Wat te doen:
A: Welke ría steken de wandelaars in het reisverslag over de etappe van Comillas naar San Vicente over via een lange brug?
B: Herhaal letterlijk het stuk uit het reisverslag over de etappe van Comillas naar San Vicente dat begint bij "2016 0915 CdN" en doorloopt tot en met "roepen naar elkaar.".
C: Pak het reisverslag over de etappe van Comillas naar San Vicente op waar het ophoudt en schrijf het verder.

Bronfragment:
********

2016 0915 CdN dag 16, Comillas - San Vicente
Door: Anita
Blijf op de hoogte en volg Anita
15 September 2016 | Spanje, La Acebosa
Het is nog donker als we uit Comillas vertrekken. Het afscheid van de medepelgrims viel me zwaar vandaag. Nog even knuffelen, elkaar een buen camino wensen en dan de duisternis in. Bah het is echt donker, het is even zoeken naar de gele pijlen, maar als we ze eenmaal hebben gevonden stiefelen we zo Comillas uit. Gelukkig heb ik mijn superzaklamp mee, daarmee spoor ik in no time de gele markeringen op.
In de bossen rondom Comillas klinkt de roep van enkele uilen. Zo’n mooi geluid, en het lijkt alsof het geluid in de duisternis extra ver draagt. Het doet me denken aan thuis als er in het bosje achter mijn huis uilen roepen naar elkaar.
Het is superstil op straat vandaag, het lijkt wel alsof iedereen vrij is. Toch raar …..het is donderdag, voor hier toch een normale werkdag denk ik. Bij het ochtendgloren komt de eerste blik op de oceaan. Supermooi. Het licht is geweldig. De brug over de Ría la Rabia is lang. Het gebied aan beide kanten van de brug een plaatje. Getijdengebied, water, zand, drooggevallen stukken, ruwe beplanting, hier en daar een boom, maar vooral een eet en rust gebied voor vele vogelsoorten. Na de beide Ría’s te zijn overgestoken komen we via de golfbaan terecht bij een surfers strandje. Hier weer de overbekende jaren 70 busjes, slaperige surfliefhebbers en zonaanbidders. Vooral de laatste groep heeft het vandaag lastig, want de weergoden hebben er de pest in. Of ze vinden onze poncho’s gewoon leuk, dat kan ook nog. Hoewel het inmiddels zo hard giet dat zelfs de poncho’s ons niet meer drooghouden. Wat een ellende zeg! Het is voorzichtig lopen. De wegen gaan steil naar beneden naar San Vicenze de la Barquela.
Als we in een barretje koffie willen gaan drinken worden we door de eigenaar bijna in de stoeltjes buiten op het terras gedrukt. Het is duidelijk, als we koffie willen mogen we buiten blijven, binnen zijn we niet welkom. Er zit weinig anders op dan ons te schikken in dit lot. De koffie en de croissant smaken goed, dat verzacht het leed een beetje. De pelgrims na ons overkomt hetzelfde lot en als de stoelen buiten vergeven zijn vraagt de uitbater nog net niet of we weg willen gaan. Dat hadden we inmiddels zelf al besloten en de volgende pelgrims werden op onze stoeltjes gedrukt. Rare manier van klanten werven.
We wapperen verder en steken een volgende brug over. Het busstation is aan de andere kant van de brug, maar dat laten we voor wat het is. San Vicenze is verder uitgestorven. De weg gaat fiks omhoog. De enkele Spanjaard die zich buiten waagt verklaard ons min of meer voor niet jofel om vandaag te gaan wandelen. De Spaanse Piet Paulusma verteld ons dat het vandaag niet op zal klaren. Er komt nog veel meer regen. Pas tegen de avond zal het opklaren. Hm…minder fijn vooruitzicht zeg maar.

********

Aangeleverde gegevens:
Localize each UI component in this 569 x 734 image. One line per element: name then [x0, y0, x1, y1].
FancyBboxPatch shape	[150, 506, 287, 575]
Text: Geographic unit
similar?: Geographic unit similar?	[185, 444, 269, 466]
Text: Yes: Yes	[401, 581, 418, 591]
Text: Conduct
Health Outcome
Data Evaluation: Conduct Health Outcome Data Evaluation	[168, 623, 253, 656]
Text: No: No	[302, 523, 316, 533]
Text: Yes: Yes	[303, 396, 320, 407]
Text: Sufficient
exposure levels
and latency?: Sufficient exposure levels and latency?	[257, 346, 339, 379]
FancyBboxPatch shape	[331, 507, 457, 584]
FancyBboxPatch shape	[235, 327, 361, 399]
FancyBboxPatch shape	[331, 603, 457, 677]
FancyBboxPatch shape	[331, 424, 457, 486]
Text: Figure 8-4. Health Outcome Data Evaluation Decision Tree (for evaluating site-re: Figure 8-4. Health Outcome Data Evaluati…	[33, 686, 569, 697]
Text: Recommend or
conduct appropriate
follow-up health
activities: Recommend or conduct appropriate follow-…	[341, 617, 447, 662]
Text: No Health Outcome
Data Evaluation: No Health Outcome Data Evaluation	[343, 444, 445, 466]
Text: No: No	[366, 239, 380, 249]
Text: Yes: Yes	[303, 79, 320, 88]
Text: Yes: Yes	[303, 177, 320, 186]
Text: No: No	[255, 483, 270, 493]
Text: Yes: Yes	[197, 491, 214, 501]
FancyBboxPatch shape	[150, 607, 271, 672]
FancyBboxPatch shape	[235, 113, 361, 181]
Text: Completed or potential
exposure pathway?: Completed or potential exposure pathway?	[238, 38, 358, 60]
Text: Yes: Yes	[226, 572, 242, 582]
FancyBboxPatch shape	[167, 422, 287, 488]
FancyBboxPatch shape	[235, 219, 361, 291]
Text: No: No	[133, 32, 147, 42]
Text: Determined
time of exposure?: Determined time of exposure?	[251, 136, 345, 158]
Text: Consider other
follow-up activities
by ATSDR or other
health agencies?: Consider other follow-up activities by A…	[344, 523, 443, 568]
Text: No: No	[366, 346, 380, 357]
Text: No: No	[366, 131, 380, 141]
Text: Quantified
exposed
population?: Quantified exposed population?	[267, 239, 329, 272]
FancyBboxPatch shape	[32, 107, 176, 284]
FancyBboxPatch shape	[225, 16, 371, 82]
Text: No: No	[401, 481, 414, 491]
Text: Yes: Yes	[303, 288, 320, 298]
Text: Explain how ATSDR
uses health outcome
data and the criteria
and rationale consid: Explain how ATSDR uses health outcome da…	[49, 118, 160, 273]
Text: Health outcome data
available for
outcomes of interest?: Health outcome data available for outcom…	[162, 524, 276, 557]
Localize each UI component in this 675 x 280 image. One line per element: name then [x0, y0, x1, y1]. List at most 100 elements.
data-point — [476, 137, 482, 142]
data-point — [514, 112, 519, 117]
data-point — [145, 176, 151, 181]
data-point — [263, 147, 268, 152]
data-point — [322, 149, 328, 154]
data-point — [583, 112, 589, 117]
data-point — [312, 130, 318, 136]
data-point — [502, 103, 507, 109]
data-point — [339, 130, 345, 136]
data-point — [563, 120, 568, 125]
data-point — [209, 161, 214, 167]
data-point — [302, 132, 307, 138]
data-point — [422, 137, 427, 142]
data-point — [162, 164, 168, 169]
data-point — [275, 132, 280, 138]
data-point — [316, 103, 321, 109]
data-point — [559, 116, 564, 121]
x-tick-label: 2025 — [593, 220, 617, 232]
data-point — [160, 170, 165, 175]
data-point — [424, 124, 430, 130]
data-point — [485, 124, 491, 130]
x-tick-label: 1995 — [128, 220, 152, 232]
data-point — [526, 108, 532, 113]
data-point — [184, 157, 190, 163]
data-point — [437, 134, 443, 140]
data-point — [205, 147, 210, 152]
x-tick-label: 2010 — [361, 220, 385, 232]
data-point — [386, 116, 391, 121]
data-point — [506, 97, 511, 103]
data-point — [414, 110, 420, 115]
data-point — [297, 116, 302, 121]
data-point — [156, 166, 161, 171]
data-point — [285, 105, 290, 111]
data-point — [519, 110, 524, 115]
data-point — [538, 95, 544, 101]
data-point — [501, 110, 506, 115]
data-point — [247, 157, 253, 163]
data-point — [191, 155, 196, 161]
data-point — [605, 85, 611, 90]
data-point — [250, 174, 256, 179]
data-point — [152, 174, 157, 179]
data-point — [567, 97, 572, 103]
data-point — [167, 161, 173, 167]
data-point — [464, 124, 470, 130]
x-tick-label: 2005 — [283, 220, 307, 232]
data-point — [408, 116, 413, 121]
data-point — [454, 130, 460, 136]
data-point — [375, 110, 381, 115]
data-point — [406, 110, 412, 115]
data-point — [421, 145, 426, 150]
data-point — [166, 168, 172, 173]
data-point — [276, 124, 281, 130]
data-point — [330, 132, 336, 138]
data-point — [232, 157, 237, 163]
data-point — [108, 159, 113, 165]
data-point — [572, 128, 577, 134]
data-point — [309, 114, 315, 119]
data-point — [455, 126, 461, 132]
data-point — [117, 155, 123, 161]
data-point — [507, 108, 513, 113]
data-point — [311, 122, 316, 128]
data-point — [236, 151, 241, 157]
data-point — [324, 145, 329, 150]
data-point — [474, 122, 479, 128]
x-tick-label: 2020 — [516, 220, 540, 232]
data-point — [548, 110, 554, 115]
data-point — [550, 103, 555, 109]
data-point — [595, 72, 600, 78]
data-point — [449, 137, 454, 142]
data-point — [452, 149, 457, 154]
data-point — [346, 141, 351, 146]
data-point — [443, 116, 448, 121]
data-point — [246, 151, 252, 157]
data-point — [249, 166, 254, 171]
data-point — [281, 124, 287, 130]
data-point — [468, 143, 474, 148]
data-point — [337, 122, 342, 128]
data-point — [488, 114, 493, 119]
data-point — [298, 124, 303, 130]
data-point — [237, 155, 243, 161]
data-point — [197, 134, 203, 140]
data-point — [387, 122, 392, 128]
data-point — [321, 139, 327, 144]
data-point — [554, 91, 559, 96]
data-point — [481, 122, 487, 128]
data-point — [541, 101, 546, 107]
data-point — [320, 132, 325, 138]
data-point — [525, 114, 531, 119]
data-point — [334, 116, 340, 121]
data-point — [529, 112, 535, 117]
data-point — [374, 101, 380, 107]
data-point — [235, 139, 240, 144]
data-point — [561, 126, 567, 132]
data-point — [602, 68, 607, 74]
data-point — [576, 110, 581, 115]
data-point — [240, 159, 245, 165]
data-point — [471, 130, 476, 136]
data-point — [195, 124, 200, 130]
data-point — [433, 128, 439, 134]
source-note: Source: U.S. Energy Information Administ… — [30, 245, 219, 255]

********

Antwoorden:
A: De Ría la Rabia.

B:
2016 0915 CdN dag 16, Comillas - San Vicente
Door: Anita
Blijf op de hoogte en volg Anita
15 September 2016 | Spanje, La Acebosa
Het is nog donker als we uit Comillas vertrekken. Het afscheid van de medepelgrims viel me zwaar vandaag. Nog even knuffelen, elkaar een buen camino wensen en dan de duisternis in. Bah het is echt donker, het is even zoeken naar de gele pijlen, maar als we ze eenmaal hebben gevonden stiefelen we zo Comillas uit. Gelukkig heb ik mijn superzaklamp mee, daarmee spoor ik in no time de gele markeringen op.
In de bossen rondom Comillas klinkt de roep van enkele uilen. Zo’n mooi geluid, en het lijkt alsof het geluid in de duisternis extra ver draagt. Het doet me denken aan thuis als er in het bosje achter mijn huis uilen roepen naar elkaar.

C:
Toch maar gewoon doorgaan, verstand op nul, stap voor stap voor stap ons doel voor vandaag zien te bereiken. Het doel is La Acebosa. Als we het dorpje naderen en vragen waar we het station kunnen vinden worden we een beetje meewarig aangekeken. Met grote armgebaren wijzen ze ons de weg. Als we met een enorme boog door het afgelegen dorpje weer de landerijen worden ingestuurd zakt de moed ons in de schoenen. Waar is nu het station? Ineens zien we spoorrails in de verte, dat is alvast iets. Eerst maar naar de overgang lopen dan zien we wel of we links of rechts gaan.Bij de overgang is het dus naar links.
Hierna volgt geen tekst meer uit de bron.